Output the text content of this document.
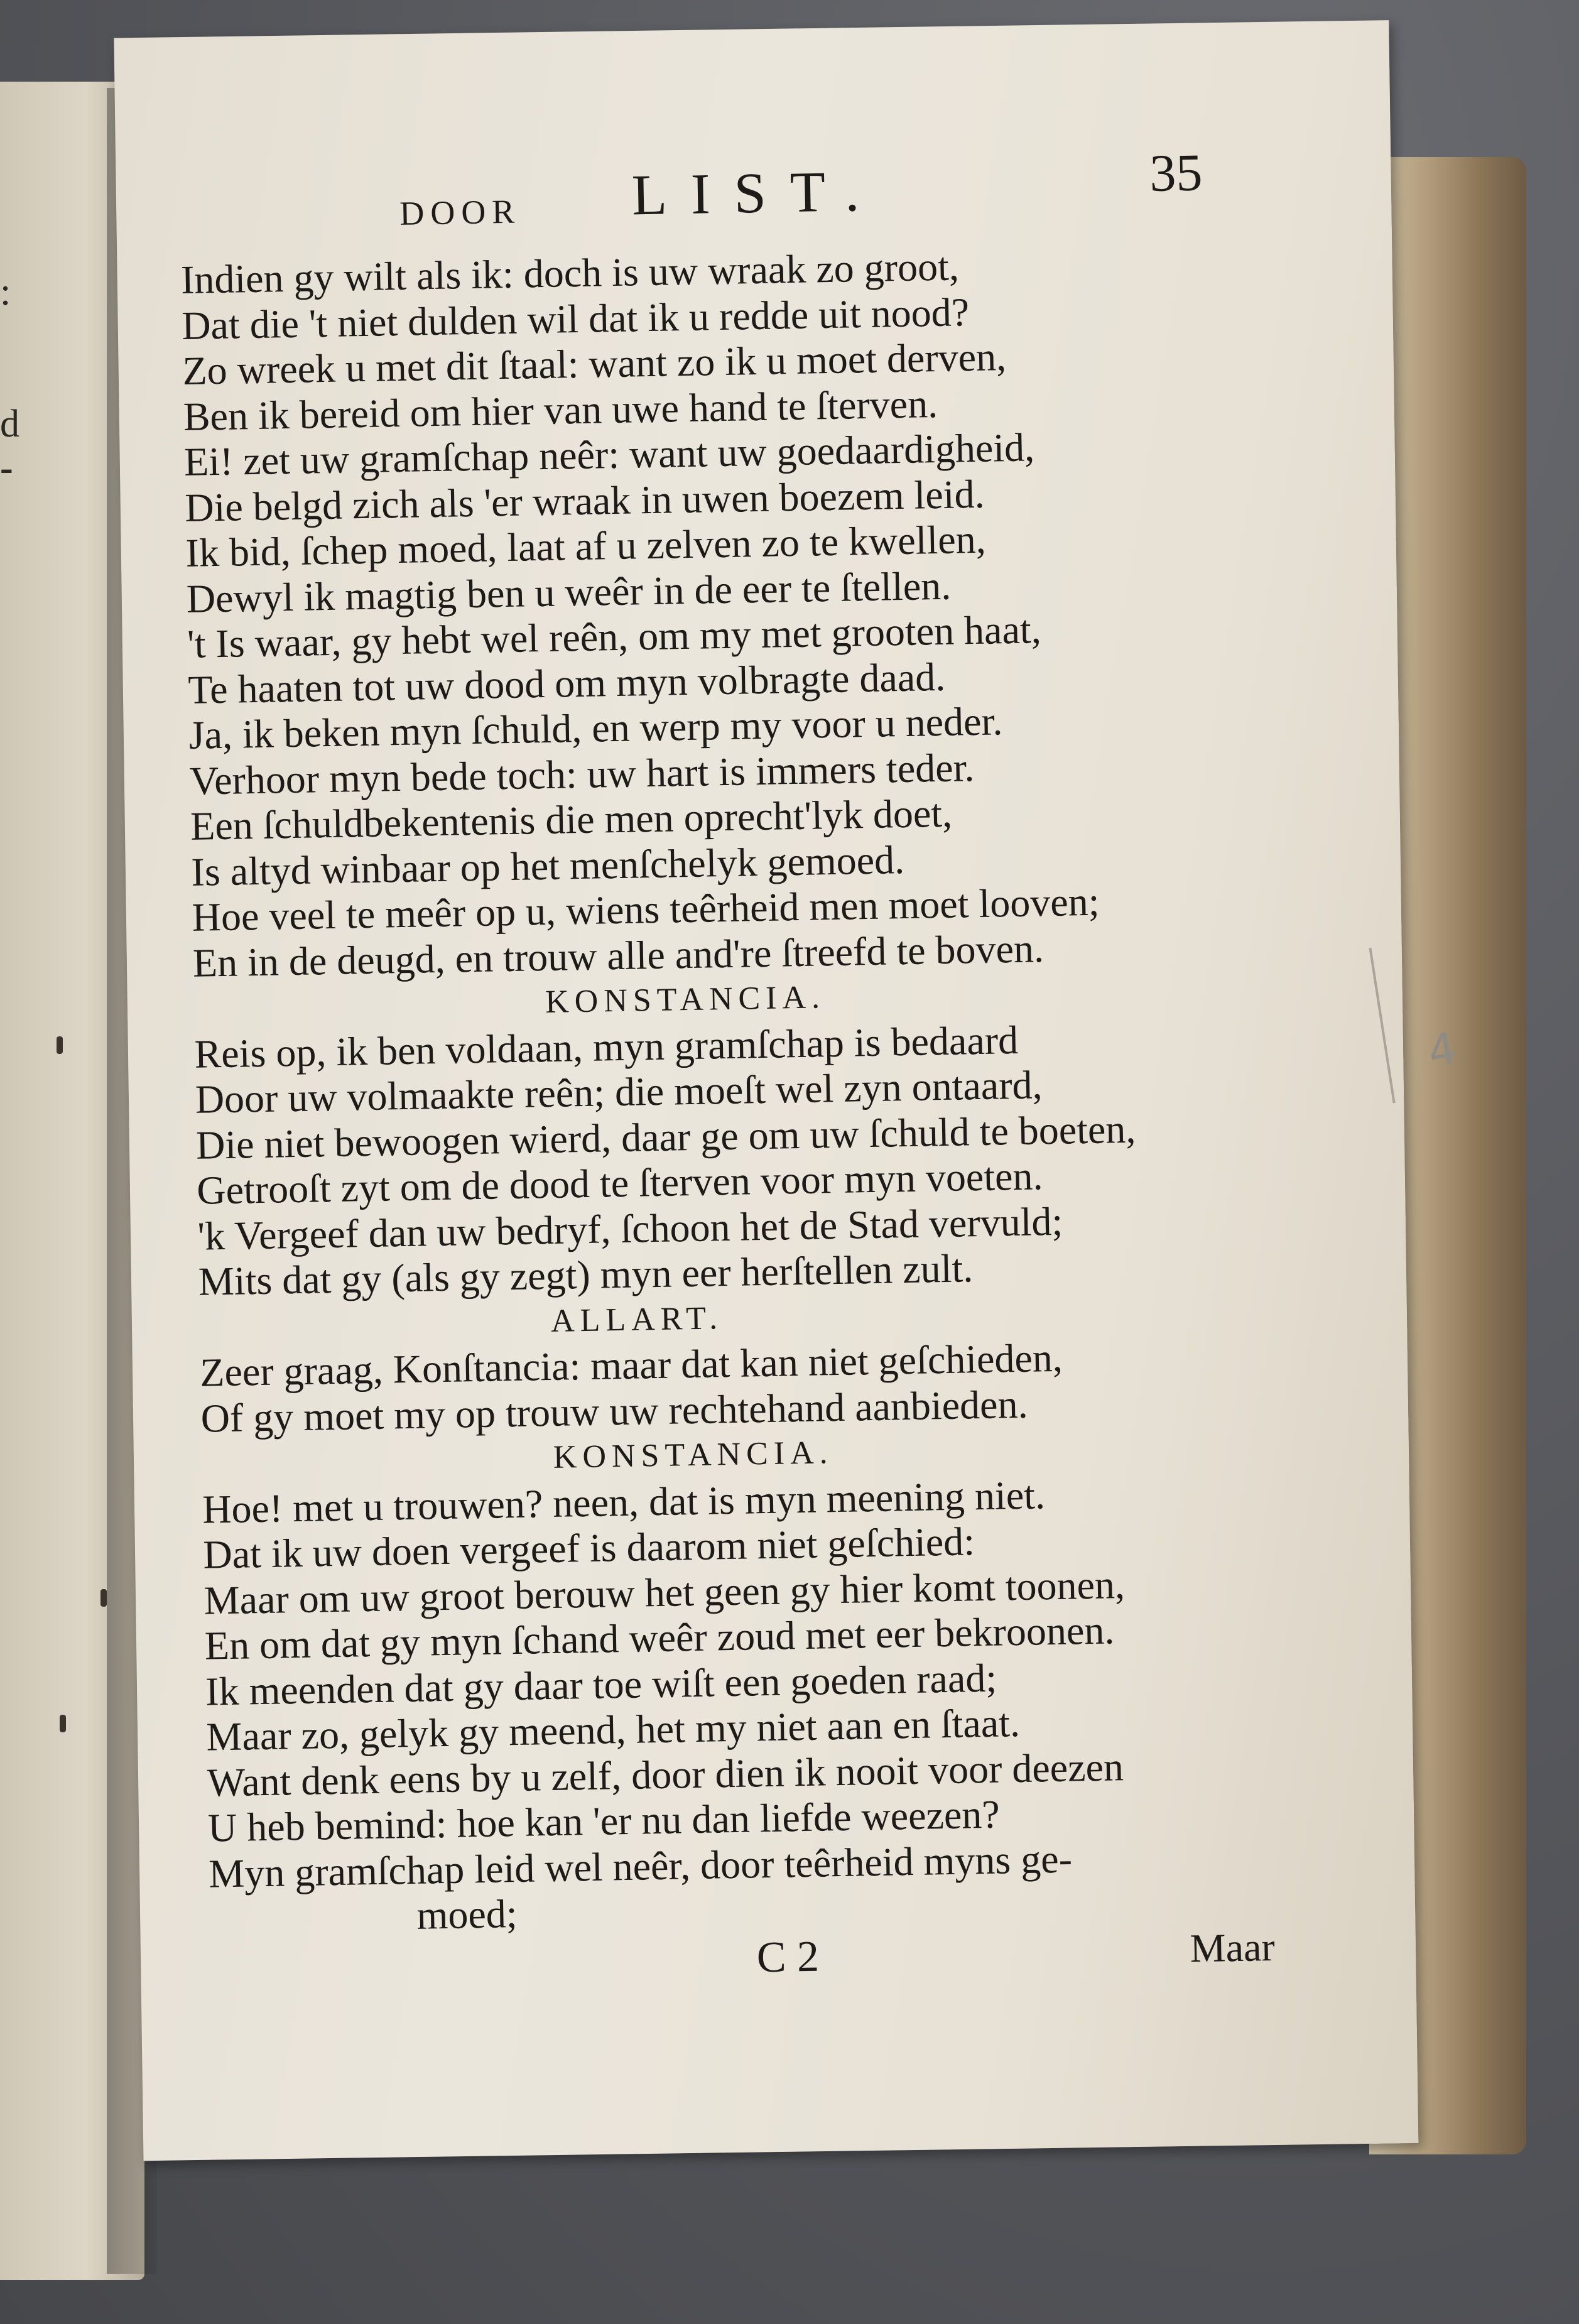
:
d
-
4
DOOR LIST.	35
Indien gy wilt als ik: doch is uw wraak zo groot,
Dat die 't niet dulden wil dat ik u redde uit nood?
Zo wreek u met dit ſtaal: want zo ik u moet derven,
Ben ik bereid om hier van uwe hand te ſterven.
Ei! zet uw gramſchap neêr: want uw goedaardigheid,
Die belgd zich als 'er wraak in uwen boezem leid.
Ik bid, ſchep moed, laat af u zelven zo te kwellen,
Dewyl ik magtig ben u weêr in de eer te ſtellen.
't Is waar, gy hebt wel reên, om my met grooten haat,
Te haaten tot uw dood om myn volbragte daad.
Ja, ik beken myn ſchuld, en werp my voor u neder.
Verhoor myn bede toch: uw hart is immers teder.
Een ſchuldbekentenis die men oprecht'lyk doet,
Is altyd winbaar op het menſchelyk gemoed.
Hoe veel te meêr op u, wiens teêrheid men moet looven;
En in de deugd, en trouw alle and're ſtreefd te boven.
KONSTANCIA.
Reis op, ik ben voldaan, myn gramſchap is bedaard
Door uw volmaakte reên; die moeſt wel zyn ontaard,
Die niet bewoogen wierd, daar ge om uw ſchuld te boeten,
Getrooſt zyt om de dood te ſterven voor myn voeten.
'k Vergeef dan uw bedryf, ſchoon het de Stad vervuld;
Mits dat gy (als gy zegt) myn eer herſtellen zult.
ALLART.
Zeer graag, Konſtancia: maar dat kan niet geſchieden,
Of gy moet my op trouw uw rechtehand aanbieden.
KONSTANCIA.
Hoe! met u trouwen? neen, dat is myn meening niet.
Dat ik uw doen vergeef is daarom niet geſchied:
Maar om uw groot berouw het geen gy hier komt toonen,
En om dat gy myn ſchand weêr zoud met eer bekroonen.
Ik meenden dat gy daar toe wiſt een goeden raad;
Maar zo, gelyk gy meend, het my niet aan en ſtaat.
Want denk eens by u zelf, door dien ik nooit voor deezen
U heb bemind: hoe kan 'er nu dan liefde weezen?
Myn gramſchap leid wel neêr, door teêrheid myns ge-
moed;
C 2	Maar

---

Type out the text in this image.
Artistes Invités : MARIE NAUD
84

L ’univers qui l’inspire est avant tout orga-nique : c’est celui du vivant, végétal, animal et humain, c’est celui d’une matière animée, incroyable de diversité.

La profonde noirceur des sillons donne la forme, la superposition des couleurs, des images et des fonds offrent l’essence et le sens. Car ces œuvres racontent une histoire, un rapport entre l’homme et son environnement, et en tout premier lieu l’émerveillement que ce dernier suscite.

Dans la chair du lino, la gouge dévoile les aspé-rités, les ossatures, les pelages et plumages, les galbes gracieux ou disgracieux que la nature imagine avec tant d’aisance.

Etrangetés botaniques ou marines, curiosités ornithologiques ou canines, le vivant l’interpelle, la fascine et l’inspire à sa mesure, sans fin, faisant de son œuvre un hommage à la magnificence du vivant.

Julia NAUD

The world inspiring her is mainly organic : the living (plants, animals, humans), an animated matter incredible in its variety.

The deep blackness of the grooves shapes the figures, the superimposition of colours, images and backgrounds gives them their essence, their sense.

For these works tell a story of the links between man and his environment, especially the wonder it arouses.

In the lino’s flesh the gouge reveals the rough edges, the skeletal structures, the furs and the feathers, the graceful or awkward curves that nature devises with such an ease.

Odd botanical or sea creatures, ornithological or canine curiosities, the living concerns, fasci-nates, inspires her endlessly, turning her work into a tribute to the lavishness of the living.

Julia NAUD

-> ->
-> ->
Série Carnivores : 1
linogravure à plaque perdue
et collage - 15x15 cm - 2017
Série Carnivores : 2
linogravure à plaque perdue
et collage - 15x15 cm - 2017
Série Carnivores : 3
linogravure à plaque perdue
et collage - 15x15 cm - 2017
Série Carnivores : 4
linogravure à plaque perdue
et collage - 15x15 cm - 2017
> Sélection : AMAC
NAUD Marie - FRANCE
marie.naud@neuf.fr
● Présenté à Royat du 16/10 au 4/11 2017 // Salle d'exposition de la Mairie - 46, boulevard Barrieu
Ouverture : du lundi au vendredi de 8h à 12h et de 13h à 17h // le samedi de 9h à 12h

Directions: Show the lines from the data above that contain the string "living".

Task solution:
The world inspiring her is mainly organic : the living (plants, animals, humans), an animated matter incredible in its variety.
Odd botanical or sea creatures, ornithological or canine curiosities, the living concerns, fasci-nates, inspires her endlessly, turning her work into a tribute to the lavishness of the living.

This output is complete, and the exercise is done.